*Goal of the exercise:*
The entries below are to be transcribed in full, without their images.

*Exercise inputs:*
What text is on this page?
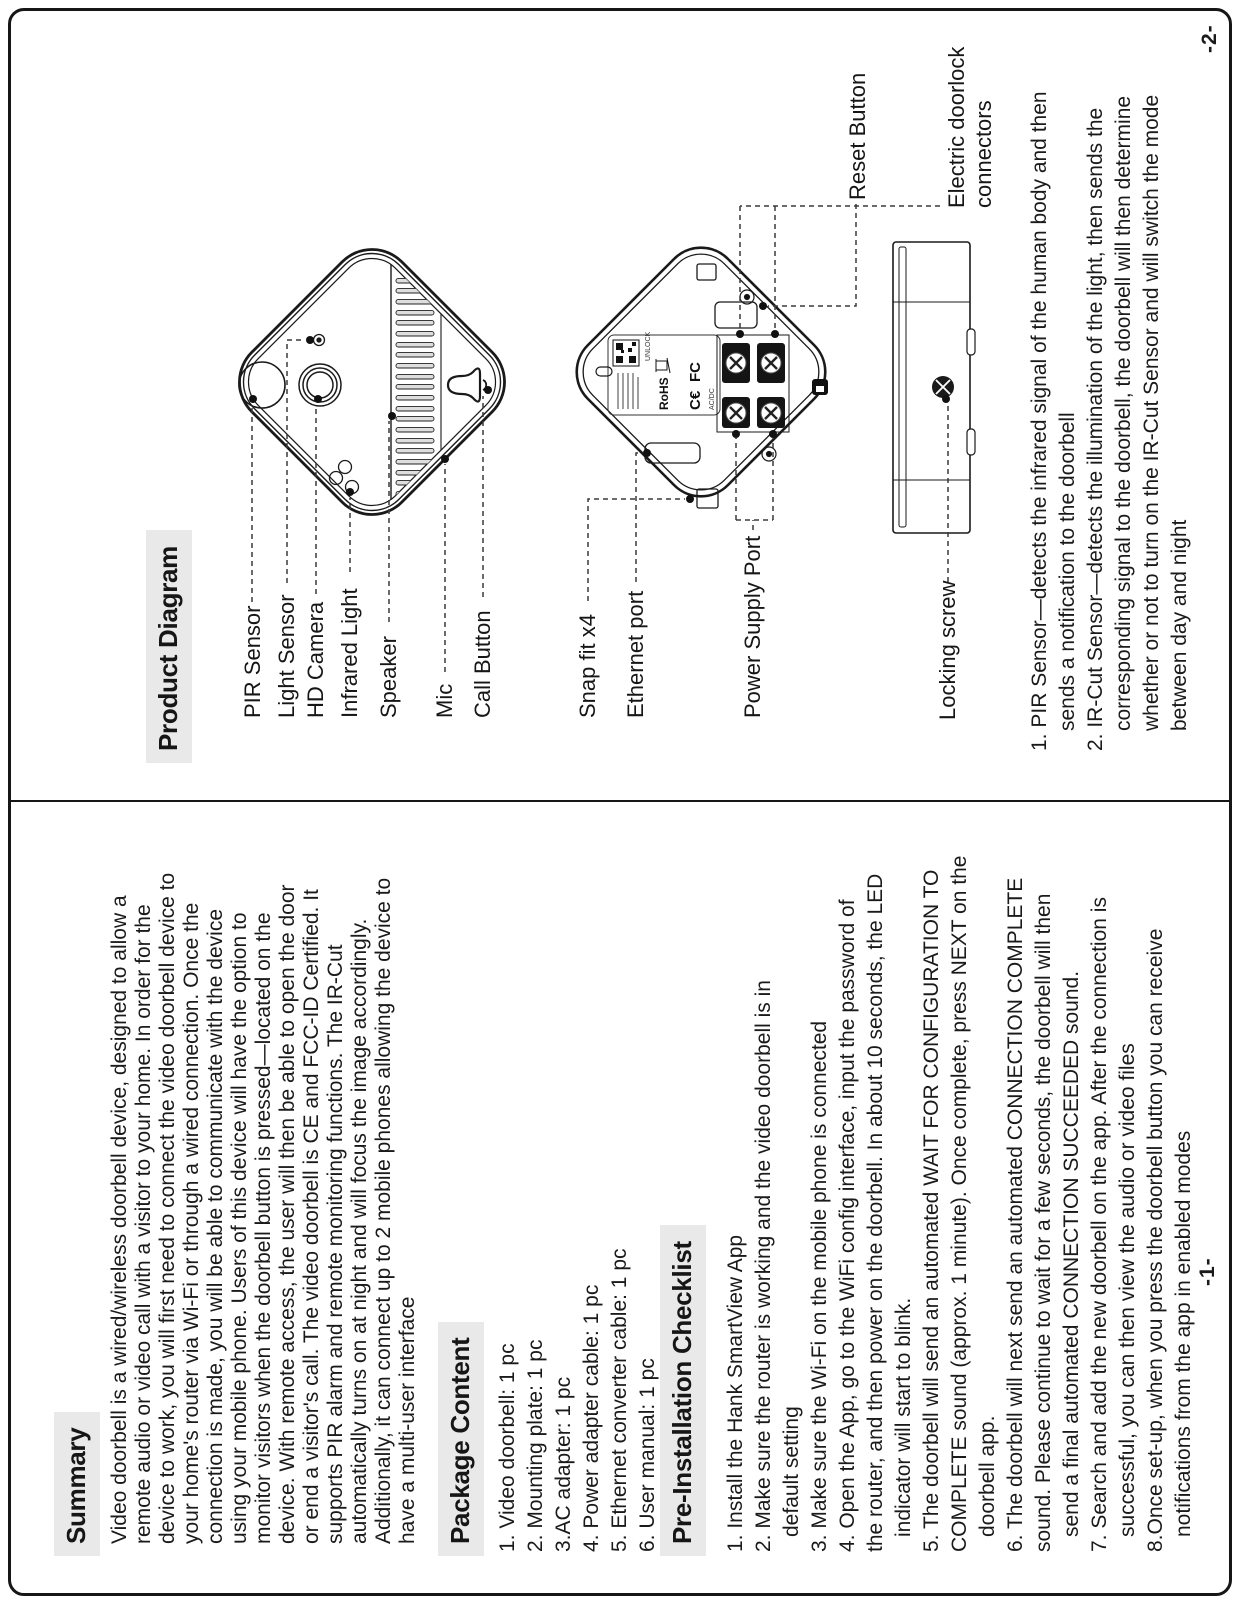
Summary Video doorbell is a wired/wireless doorbell device, designed to allow a remote audio or video call with a visitor to your home. In order for the device to work, you will first need to connect the video doorbell device to your home's router via Wi-Fi or through a wired connection. Once the connection is made, you will be able to communicate with the device using your mobile phone. Users of this device will have the option to monitor visitors when the doorbell button is pressed—located on the device. With remote access, the user will then be able to open the door or end a visitor's call. The video doorbell is CE and FCC-ID Certified. It supports PIR alarm and remote monitoring functions. The IR-Cut automatically turns on at night and will focus the image accordingly. Additionally, it can connect up to 2 mobile phones allowing the device to have a multi-user interface Package Content	1. Video doorbell: 1 pc 2. Mounting plate: 1 pc 3.AC adapter: 1 pc 4. Power adapter cable: 1 pc 5. Ethernet converter cable: 1 pc 6. User manual: 1 pc Pre-Installation Checklist	1. Install the Hank SmartView App 2. Make sure the router is working and the video doorbell is in default setting 3. Make sure the Wi-Fi on the mobile phone is connected 4. Open the App, go to the WiFi config interface, input the password of the router, and then power on the doorbell. In about 10 seconds, the LED indicator will start to blink. 5. The doorbell will send an automated WAIT FOR CONFIGURATION TO COMPLETE sound (approx. 1 minute). Once complete, press NEXT on the doorbell app. 6. The doorbell will next send an automated CONNECTION COMPLETE sound. Please continue to wait for a few seconds, the doorbell will then send a final automated CONNECTION SUCCEEDED sound. 7. Search and add the new doorbell on the app. After the connection is successful, you can then view the audio or video files 8.Once set-up, when you press the doorbell button you can receive notifications from the app in enabled modes -1-
Product Diagram	PIR Sensor Light Sensor HD Camera Infrared Light Speaker Mic Call Button	Snap fit x4 Ethernet port	Power Supply Port
Reset Button	Electric doorlock connectors
Locking screw
RoHS C€
FC
UNLOCK
AC/DC	1. PIR Sensor—detects the infrared signal of the human body and then sends a notification to the doorbell 2. IR-Cut Sensor—detects the illumination of the light, then sends the corresponding signal to the doorbell, the doorbell will then determine whether or not to turn on the IR-Cut Sensor and will switch the mode between day and night
-2-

*Answer below:*
What text is on this page?
Summary Video doorbell is a wired/wireless doorbell device, designed to allow a remote audio or video call with a visitor to your home. In order for the device to work, you will first need to connect the video doorbell device to your home's router via Wi-Fi or through a wired connection. Once the connection is made, you will be able to communicate with the device using your mobile phone. Users of this device will have the option to monitor visitors when the doorbell button is pressed—located on the device. With remote access, the user will then be able to open the door or end a visitor's call. The video doorbell is CE and FCC-ID Certified. It supports PIR alarm and remote monitoring functions. The IR-Cut automatically turns on at night and will focus the image accordingly. Additionally, it can connect up to 2 mobile phones allowing the device to have a multi-user interface Package Content	1. Video doorbell: 1 pc 2. Mounting plate: 1 pc 3.AC adapter: 1 pc 4. Power adapter cable: 1 pc 5. Ethernet converter cable: 1 pc 6. User manual: 1 pc Pre-Installation Checklist	1. Install the Hank SmartView App 2. Make sure the router is working and the video doorbell is in default setting 3. Make sure the Wi-Fi on the mobile phone is connected 4. Open the App, go to the WiFi config interface, input the password of the router, and then power on the doorbell. In about 10 seconds, the LED indicator will start to blink. 5. The doorbell will send an automated WAIT FOR CONFIGURATION TO COMPLETE sound (approx. 1 minute). Once complete, press NEXT on the doorbell app. 6. The doorbell will next send an automated CONNECTION COMPLETE sound. Please continue to wait for a few seconds, the doorbell will then send a final automated CONNECTION SUCCEEDED sound. 7. Search and add the new doorbell on the app. After the connection is successful, you can then view the audio or video files 8.Once set-up, when you press the doorbell button you can receive notifications from the app in enabled modes -1-
Product Diagram	PIR Sensor Light Sensor HD Camera Infrared Light Speaker Mic Call Button	Snap fit x4 Ethernet port	Power Supply Port
Reset Button	Electric doorlock connectors
Locking screw
RoHS C€
FC
UNLOCK
AC/DC	1. PIR Sensor—detects the infrared signal of the human body and then sends a notification to the doorbell 2. IR-Cut Sensor—detects the illumination of the light, then sends the corresponding signal to the doorbell, the doorbell will then determine whether or not to turn on the IR-Cut Sensor and will switch the mode between day and night
-2-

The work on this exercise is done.